Data records
□ □ □
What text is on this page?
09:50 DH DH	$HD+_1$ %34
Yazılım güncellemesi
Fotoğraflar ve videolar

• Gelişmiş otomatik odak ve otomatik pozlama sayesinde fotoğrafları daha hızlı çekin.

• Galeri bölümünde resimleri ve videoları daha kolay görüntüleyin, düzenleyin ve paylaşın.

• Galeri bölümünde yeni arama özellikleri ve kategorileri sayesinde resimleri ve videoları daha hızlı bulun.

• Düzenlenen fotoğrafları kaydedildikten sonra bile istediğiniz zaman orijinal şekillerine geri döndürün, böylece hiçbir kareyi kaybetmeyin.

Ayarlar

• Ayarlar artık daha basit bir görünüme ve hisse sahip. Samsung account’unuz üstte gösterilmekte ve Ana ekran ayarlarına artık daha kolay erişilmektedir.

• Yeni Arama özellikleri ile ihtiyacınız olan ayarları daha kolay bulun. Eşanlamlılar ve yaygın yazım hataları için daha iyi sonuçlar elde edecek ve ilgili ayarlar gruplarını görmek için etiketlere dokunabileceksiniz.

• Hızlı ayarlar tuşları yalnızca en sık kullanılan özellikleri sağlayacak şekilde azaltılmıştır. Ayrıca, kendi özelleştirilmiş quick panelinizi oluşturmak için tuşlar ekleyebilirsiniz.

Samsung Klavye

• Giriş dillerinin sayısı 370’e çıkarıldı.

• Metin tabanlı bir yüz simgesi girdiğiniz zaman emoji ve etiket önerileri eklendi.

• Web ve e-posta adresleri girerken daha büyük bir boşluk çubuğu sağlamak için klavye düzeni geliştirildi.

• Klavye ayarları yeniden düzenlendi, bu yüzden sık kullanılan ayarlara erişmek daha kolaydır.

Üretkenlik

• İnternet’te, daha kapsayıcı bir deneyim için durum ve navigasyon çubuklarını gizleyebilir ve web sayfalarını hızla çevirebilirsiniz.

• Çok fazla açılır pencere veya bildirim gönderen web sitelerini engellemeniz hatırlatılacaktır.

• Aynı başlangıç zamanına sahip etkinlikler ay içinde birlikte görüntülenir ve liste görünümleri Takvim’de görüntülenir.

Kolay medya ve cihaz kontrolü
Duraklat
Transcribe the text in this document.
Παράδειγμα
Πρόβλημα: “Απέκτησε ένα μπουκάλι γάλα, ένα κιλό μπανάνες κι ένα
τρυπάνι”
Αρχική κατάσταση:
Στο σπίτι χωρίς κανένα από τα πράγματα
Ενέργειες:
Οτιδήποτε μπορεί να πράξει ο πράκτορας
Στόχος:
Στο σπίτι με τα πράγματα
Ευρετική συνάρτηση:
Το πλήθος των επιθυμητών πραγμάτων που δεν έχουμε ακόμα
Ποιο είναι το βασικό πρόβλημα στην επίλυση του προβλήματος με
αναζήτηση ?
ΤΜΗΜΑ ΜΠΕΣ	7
□ □ □
Only lines that contain the word "resimleri" are wanted; copy each of them.

• Galeri bölümünde resimleri ve videoları daha kolay görüntüleyin, düzenleyin ve paylaşın.
• Galeri bölümünde yeni arama özellikleri ve kategorileri sayesinde resimleri ve videoları daha hızlı bulun.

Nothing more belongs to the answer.